Article.
##########

# Somebody has to do it . . .



## Kevin (Feb 19, 2013)

:dash2::dash2::dash2:

I just hate my hobby . . . . 

[attachment=18716]

[attachment=18717]

[attachment=18718]

[attachment=18719]

[attachment=18720]

[attachment=18721]

I milled some 4 x4s today that were so awesome with so many colors and spalt, I just wish we had a member that could make bangles so I don't have to cut these into pen blanks.


----------



## BarbS (Feb 19, 2013)

Your life is So rough!


----------



## Wildthings (Feb 19, 2013)

How about some pieces to make jewelry boxes?


----------



## Mrfish55 (Feb 19, 2013)

Woe is you! I just received some FBE from Mike, this stuff machines very nice but boy did the dust make the shop floor slippery. I really like the pattern on some that lot, shame the shipping costs are so high I wouldn't mind some more.

##########

Stated exercise 1.
Can you copy the listing line for line, from its first line through the line containing "x-tick-label: 80 xyxy=(369,952,384,966)", with both of those lines included?

(Collected data entries)
##########

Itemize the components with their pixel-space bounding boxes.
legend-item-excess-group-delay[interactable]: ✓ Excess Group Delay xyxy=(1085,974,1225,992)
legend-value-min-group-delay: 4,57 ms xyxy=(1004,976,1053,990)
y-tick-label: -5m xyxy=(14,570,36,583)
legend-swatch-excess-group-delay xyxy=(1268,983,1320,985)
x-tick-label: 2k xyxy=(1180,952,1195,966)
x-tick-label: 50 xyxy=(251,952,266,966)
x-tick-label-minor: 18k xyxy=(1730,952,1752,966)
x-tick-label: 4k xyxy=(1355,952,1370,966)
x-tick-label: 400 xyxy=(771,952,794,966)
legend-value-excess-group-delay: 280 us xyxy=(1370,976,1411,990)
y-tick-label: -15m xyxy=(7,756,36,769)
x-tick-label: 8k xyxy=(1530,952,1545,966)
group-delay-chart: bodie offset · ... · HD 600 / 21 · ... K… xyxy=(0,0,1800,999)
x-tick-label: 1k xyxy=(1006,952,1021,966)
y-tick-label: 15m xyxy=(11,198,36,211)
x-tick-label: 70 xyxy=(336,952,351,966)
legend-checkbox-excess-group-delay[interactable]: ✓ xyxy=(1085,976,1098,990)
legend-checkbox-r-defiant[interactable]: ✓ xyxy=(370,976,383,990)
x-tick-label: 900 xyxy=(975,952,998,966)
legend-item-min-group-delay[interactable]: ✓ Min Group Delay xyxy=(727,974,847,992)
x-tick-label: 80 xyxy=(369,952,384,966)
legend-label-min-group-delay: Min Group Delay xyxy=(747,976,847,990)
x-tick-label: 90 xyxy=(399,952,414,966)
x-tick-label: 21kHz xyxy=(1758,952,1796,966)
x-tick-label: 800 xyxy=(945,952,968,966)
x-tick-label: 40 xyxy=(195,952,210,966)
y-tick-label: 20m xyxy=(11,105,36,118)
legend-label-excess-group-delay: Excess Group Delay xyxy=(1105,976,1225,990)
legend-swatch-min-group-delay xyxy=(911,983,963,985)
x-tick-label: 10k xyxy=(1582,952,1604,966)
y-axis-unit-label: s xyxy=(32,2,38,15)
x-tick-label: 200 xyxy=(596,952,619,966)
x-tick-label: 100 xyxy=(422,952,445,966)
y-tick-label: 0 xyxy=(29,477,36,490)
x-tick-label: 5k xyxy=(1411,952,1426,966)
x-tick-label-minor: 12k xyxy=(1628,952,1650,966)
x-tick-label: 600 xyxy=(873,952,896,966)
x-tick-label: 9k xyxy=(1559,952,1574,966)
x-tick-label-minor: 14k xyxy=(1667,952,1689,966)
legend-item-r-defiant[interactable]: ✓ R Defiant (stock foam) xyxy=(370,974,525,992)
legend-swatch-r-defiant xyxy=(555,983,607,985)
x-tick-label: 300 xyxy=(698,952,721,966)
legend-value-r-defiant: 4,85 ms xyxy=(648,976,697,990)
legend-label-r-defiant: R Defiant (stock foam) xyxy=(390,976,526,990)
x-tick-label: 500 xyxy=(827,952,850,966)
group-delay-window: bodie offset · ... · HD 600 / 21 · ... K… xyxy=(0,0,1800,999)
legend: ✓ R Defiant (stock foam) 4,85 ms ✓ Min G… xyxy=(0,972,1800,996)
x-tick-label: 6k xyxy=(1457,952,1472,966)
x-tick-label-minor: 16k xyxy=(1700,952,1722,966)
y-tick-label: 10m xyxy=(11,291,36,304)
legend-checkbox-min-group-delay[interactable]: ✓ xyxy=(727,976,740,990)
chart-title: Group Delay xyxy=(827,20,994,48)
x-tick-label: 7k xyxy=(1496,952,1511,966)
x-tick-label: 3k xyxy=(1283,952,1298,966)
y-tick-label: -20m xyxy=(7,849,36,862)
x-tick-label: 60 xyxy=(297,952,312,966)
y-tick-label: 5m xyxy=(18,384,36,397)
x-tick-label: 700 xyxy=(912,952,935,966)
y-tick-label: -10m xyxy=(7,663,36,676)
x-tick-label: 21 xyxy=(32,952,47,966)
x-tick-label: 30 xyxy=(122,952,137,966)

##########

Stated exercise 2.
In the woodworking forum thread, what did Kevin mill that day?

Exercise answer 1.
Itemize the components with their pixel-space bounding boxes.
legend-item-excess-group-delay[interactable]: ✓ Excess Group Delay xyxy=(1085,974,1225,992)
legend-value-min-group-delay: 4,57 ms xyxy=(1004,976,1053,990)
y-tick-label: -5m xyxy=(14,570,36,583)
legend-swatch-excess-group-delay xyxy=(1268,983,1320,985)
x-tick-label: 2k xyxy=(1180,952,1195,966)
x-tick-label: 50 xyxy=(251,952,266,966)
x-tick-label-minor: 18k xyxy=(1730,952,1752,966)
x-tick-label: 4k xyxy=(1355,952,1370,966)
x-tick-label: 400 xyxy=(771,952,794,966)
legend-value-excess-group-delay: 280 us xyxy=(1370,976,1411,990)
y-tick-label: -15m xyxy=(7,756,36,769)
x-tick-label: 8k xyxy=(1530,952,1545,966)
group-delay-chart: bodie offset · ... · HD 600 / 21 · ... K… xyxy=(0,0,1800,999)
x-tick-label: 1k xyxy=(1006,952,1021,966)
y-tick-label: 15m xyxy=(11,198,36,211)
x-tick-label: 70 xyxy=(336,952,351,966)
legend-checkbox-excess-group-delay[interactable]: ✓ xyxy=(1085,976,1098,990)
legend-checkbox-r-defiant[interactable]: ✓ xyxy=(370,976,383,990)
x-tick-label: 900 xyxy=(975,952,998,966)
legend-item-min-group-delay[interactable]: ✓ Min Group Delay xyxy=(727,974,847,992)
x-tick-label: 80 xyxy=(369,952,384,966)

Exercise answer 2.
He milled some 4 x4s with many colors and spalt.